* Set problem: Every record must be repeated exactly, with no omission.

* Recorded data:
- - - -

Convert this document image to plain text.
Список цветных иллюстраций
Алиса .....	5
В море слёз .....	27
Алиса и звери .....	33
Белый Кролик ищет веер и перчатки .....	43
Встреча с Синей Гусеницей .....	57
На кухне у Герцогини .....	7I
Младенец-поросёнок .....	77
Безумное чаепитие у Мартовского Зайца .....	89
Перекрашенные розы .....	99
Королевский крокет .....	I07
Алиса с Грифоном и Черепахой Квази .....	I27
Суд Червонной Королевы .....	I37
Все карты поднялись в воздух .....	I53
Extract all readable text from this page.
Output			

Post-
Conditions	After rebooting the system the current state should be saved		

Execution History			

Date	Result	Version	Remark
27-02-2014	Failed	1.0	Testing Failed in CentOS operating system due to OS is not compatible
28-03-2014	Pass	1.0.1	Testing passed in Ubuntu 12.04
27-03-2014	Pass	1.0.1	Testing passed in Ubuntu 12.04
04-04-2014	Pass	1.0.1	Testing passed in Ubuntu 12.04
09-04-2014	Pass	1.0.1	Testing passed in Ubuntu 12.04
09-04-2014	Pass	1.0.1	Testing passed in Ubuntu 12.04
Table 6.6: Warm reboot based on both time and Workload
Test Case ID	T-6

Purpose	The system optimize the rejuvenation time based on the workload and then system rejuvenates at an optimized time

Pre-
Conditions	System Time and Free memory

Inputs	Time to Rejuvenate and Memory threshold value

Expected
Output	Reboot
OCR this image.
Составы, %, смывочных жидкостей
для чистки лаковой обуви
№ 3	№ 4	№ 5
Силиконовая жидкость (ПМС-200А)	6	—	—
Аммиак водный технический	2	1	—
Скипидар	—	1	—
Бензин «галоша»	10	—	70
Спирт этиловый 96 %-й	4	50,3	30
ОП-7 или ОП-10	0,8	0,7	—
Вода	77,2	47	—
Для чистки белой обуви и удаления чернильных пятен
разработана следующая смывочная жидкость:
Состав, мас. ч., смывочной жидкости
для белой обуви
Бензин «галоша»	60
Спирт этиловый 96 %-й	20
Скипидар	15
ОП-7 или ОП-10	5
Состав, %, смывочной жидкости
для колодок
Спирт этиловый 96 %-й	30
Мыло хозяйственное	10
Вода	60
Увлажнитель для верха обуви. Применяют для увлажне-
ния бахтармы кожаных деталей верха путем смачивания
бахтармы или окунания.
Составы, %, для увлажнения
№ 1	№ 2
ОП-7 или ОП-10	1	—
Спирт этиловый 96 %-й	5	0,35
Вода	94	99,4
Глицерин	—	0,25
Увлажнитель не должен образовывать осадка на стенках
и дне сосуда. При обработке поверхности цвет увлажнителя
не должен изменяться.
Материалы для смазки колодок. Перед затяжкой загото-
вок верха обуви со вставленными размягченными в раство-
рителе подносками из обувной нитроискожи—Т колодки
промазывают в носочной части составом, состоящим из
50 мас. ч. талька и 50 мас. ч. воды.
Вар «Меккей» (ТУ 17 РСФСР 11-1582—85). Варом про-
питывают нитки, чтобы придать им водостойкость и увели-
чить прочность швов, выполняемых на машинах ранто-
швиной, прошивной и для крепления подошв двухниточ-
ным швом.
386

- - - -

* Exercise result:
Convert this document image to plain text.
Список цветных иллюстраций
Алиса .....	5
В море слёз .....	27
Алиса и звери .....	33
Белый Кролик ищет веер и перчатки .....	43
Встреча с Синей Гусеницей .....	57
На кухне у Герцогини .....	7I
Младенец-поросёнок .....	77
Безумное чаепитие у Мартовского Зайца .....	89
Перекрашенные розы .....	99
Королевский крокет .....	I07
Алиса с Грифоном и Черепахой Квази .....	I27
Суд Червонной Королевы .....	I37
Все карты поднялись в воздух .....	I53
Extract all readable text from this page.
Output			

Post-
Conditions	After rebooting the system the current state should be saved		

Execution History			

Date	Result	Version	Remark
27-02-2014	Failed	1.0	Testing Failed in CentOS operating system due to OS is not compatible
28-03-2014	Pass	1.0.1	Testing passed in Ubuntu 12.04
27-03-2014	Pass	1.0.1	Testing passed in Ubuntu 12.04
04-04-2014	Pass	1.0.1	Testing passed in Ubuntu 12.04
09-04-2014	Pass	1.0.1	Testing passed in Ubuntu 12.04
09-04-2014	Pass	1.0.1	Testing passed in Ubuntu 12.04
Table 6.6: Warm reboot based on both time and Workload
Test Case ID	T-6

Purpose	The system optimize the rejuvenation time based on the workload and then system rejuvenates at an optimized time

Pre-
Conditions	System Time and Free memory

Inputs	Time to Rejuvenate and Memory threshold value

Expected
Output	Reboot
OCR this image.
Составы, %, смывочных жидкостей
для чистки лаковой обуви
№ 3	№ 4	№ 5
Силиконовая жидкость (ПМС-200А)	6	—	—
Аммиак водный технический	2	1	—
Скипидар	—	1	—
Бензин «галоша»	10	—	70
Спирт этиловый 96 %-й	4	50,3	30
ОП-7 или ОП-10	0,8	0,7	—
Вода	77,2	47	—
Для чистки белой обуви и удаления чернильных пятен
разработана следующая смывочная жидкость:
Состав, мас. ч., смывочной жидкости
для белой обуви
Бензин «галоша»	60
Спирт этиловый 96 %-й	20
Скипидар	15
ОП-7 или ОП-10	5
Состав, %, смывочной жидкости
для колодок
Спирт этиловый 96 %-й	30
Мыло хозяйственное	10
Вода	60
Увлажнитель для верха обуви. Применяют для увлажне-
ния бахтармы кожаных деталей верха путем смачивания
бахтармы или окунания.
Составы, %, для увлажнения
№ 1	№ 2
ОП-7 или ОП-10	1	—
Спирт этиловый 96 %-й	5	0,35
Вода	94	99,4
Глицерин	—	0,25
Увлажнитель не должен образовывать осадка на стенках
и дне сосуда. При обработке поверхности цвет увлажнителя
не должен изменяться.
Материалы для смазки колодок. Перед затяжкой загото-
вок верха обуви со вставленными размягченными в раство-
рителе подносками из обувной нитроискожи—Т колодки
промазывают в носочной части составом, состоящим из
50 мас. ч. талька и 50 мас. ч. воды.
Вар «Меккей» (ТУ 17 РСФСР 11-1582—85). Варом про-
питывают нитки, чтобы придать им водостойкость и увели-
чить прочность швов, выполняемых на машинах ранто-
швиной, прошивной и для крепления подошв двухниточ-
ным швом.
386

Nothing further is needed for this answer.